Information provided

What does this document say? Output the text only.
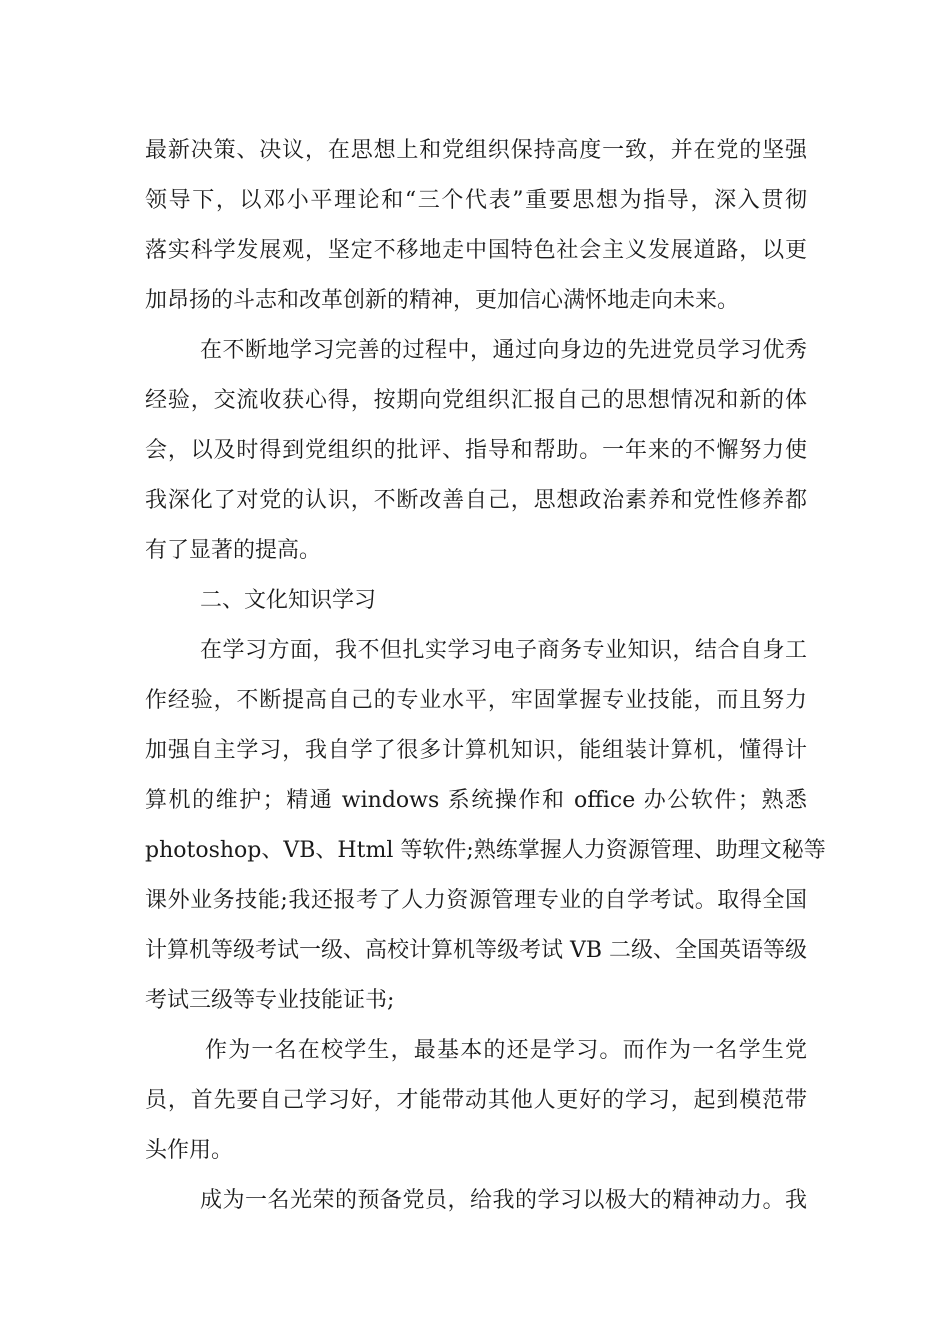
最新决策、决议，在思想上和党组织保持高度一致，并在党的坚强
领导下，以邓小平理论和“三个代表”重要思想为指导，深入贯彻
落实科学发展观，坚定不移地走中国特色社会主义发展道路，以更
加昂扬的斗志和改革创新的精神，更加信心满怀地走向未来。
在不断地学习完善的过程中，通过向身边的先进党员学习优秀
经验，交流收获心得，按期向党组织汇报自己的思想情况和新的体
会，以及时得到党组织的批评、指导和帮助。一年来的不懈努力使
我深化了对党的认识，不断改善自己，思想政治素养和党性修养都
有了显著的提高。
二、文化知识学习
在学习方面，我不但扎实学习电子商务专业知识，结合自身工
作经验，不断提高自己的专业水平，牢固掌握专业技能，而且努力
加强自主学习，我自学了很多计算机知识，能组装计算机，懂得计
算机的维护；精通 windows 系统操作和 office 办公软件；熟悉
photoshop、VB、Html 等软件;熟练掌握人力资源管理、助理文秘等
课外业务技能;我还报考了人力资源管理专业的自学考试。取得全国
计算机等级考试一级、高校计算机等级考试 VB 二级、全国英语等级
考试三级等专业技能证书;
作为一名在校学生，最基本的还是学习。而作为一名学生党
员，首先要自己学习好，才能带动其他人更好的学习，起到模范带
头作用。
成为一名光荣的预备党员，给我的学习以极大的精神动力。我
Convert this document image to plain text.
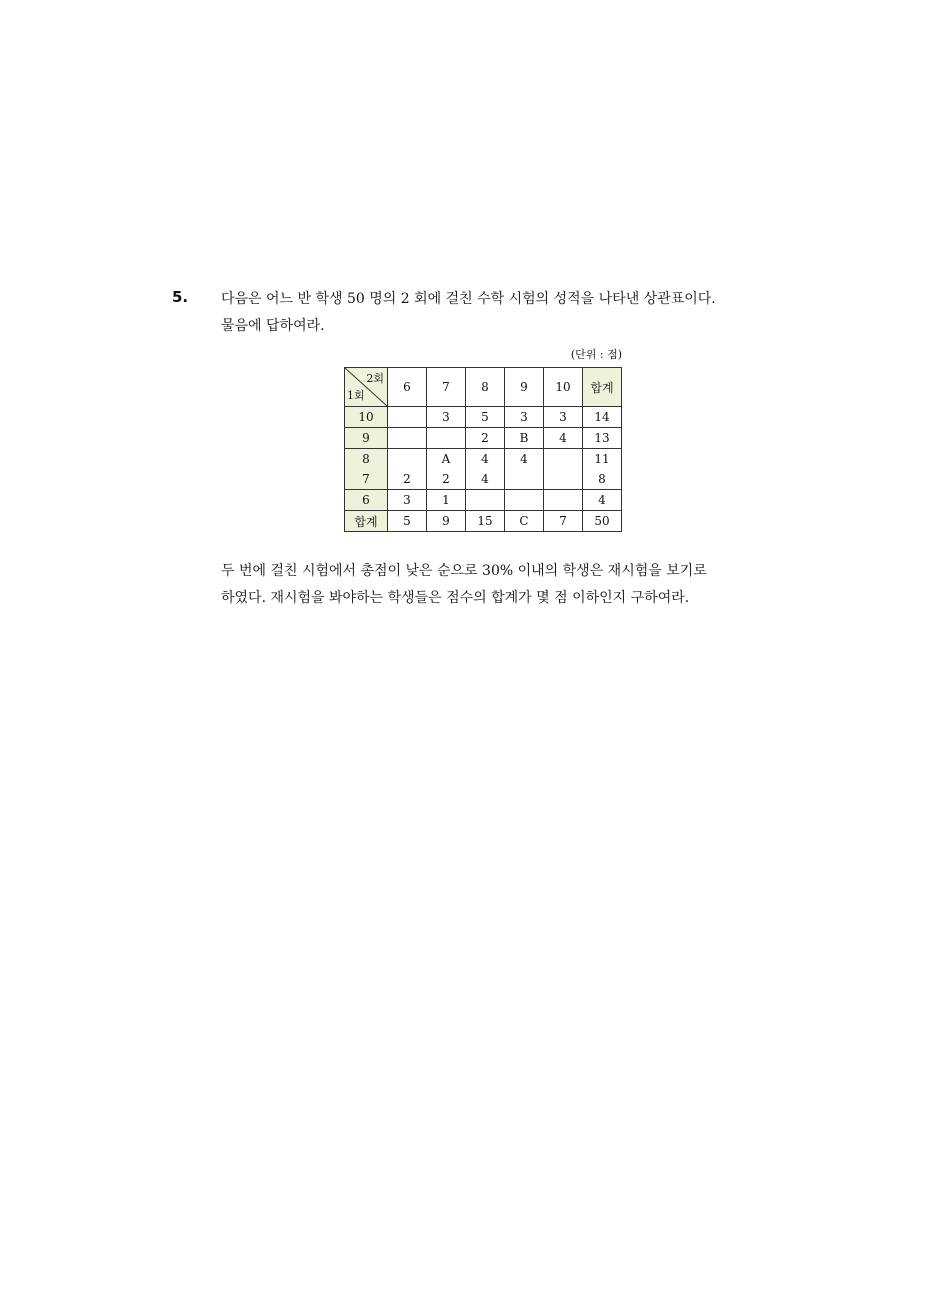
5. 다음은 어느 반 학생 50 명의 2 회에 걸친 수학 시험의 성적을 나타낸 상관표이다.
물음에 답하여라.
(단위 : 점)
2회
1회	6	7	8	9	10	합계
10		3	5	3	3	14
9			2	B	4	13
8		A	4	4		11
7	2	2	4			8
6	3	1				4
합계	5	9	15	C	7	50
두 번에 걸친 시험에서 총점이 낮은 순으로 30% 이내의 학생은 재시험을 보기로
하였다. 재시험을 봐야하는 학생들은 점수의 합계가 몇 점 이하인지 구하여라.
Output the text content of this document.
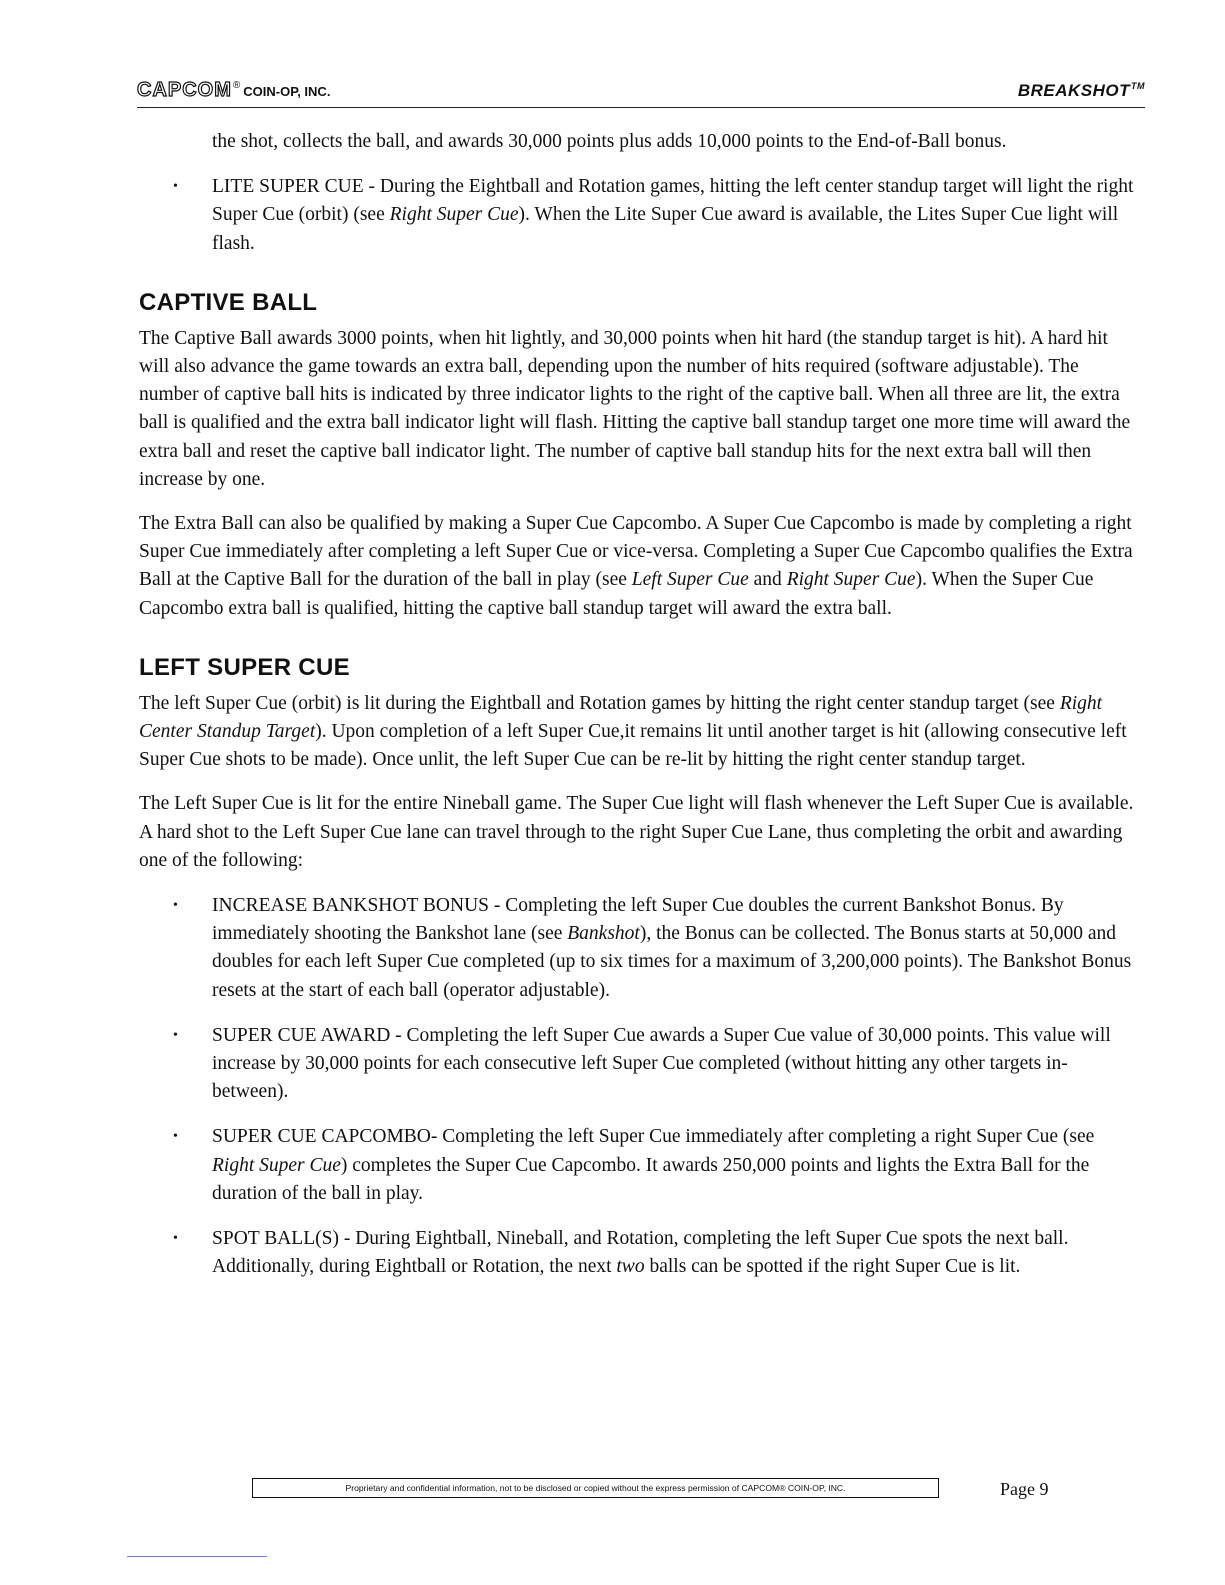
CAPCOM ® COIN-OP, INC.	BREAKSHOT™

the shot, collects the ball, and awards 30,000 points plus adds 10,000 points to the End-of-Ball bonus.

• LITE SUPER CUE - During the Eightball and Rotation games, hitting the left center standup target will light the right Super Cue (orbit) (see Right Super Cue). When the Lite Super Cue award is available, the Lites Super Cue light will flash.
CAPTIVE BALL

The Captive Ball awards 3000 points, when hit lightly, and 30,000 points when hit hard (the standup target is hit). A hard hit will also advance the game towards an extra ball, depending upon the number of hits required (software adjustable). The number of captive ball hits is indicated by three indicator lights to the right of the captive ball. When all three are lit, the extra ball is qualified and the extra ball indicator light will flash. Hitting the captive ball standup target one more time will award the extra ball and reset the captive ball indicator light. The number of captive ball standup hits for the next extra ball will then increase by one.

The Extra Ball can also be qualified by making a Super Cue Capcombo. A Super Cue Capcombo is made by completing a right Super Cue immediately after completing a left Super Cue or vice-versa. Completing a Super Cue Capcombo qualifies the Extra Ball at the Captive Ball for the duration of the ball in play (see Left Super Cue and Right Super Cue). When the Super Cue Capcombo extra ball is qualified, hitting the captive ball standup target will award the extra ball.

LEFT SUPER CUE

The left Super Cue (orbit) is lit during the Eightball and Rotation games by hitting the right center standup target (see Right Center Standup Target). Upon completion of a left Super Cue,it remains lit until another target is hit (allowing consecutive left Super Cue shots to be made). Once unlit, the left Super Cue can be re-lit by hitting the right center standup target.

The Left Super Cue is lit for the entire Nineball game. The Super Cue light will flash whenever the Left Super Cue is available. A hard shot to the Left Super Cue lane can travel through to the right Super Cue Lane, thus completing the orbit and awarding one of the following:

• INCREASE BANKSHOT BONUS - Completing the left Super Cue doubles the current Bankshot Bonus. By immediately shooting the Bankshot lane (see Bankshot), the Bonus can be collected. The Bonus starts at 50,000 and doubles for each left Super Cue completed (up to six times for a maximum of 3,200,000 points). The Bankshot Bonus resets at the start of each ball (operator adjustable).
• SUPER CUE AWARD - Completing the left Super Cue awards a Super Cue value of 30,000 points. This value will increase by 30,000 points for each consecutive left Super Cue completed (without hitting any other targets in-between).
• SUPER CUE CAPCOMBO- Completing the left Super Cue immediately after completing a right Super Cue (see Right Super Cue) completes the Super Cue Capcombo. It awards 250,000 points and lights the Extra Ball for the duration of the ball in play.
• SPOT BALL(S) - During Eightball, Nineball, and Rotation, completing the left Super Cue spots the next ball. Additionally, during Eightball or Rotation, the next two balls can be spotted if the right Super Cue is lit.
Proprietary and confidential information, not to be disclosed or copied without the express permission of CAPCOM® COIN-OP, INC.	Page 9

Objective
Pull out every line of the entries that includes the word "completed".

Result
• INCREASE BANKSHOT BONUS - Completing the left Super Cue doubles the current Bankshot Bonus. By immediately shooting the Bankshot lane (see Bankshot), the Bonus can be collected. The Bonus starts at 50,000 and doubles for each left Super Cue completed (up to six times for a maximum of 3,200,000 points). The Bankshot Bonus resets at the start of each ball (operator adjustable).
• SUPER CUE AWARD - Completing the left Super Cue awards a Super Cue value of 30,000 points. This value will increase by 30,000 points for each consecutive left Super Cue completed (without hitting any other targets in-between).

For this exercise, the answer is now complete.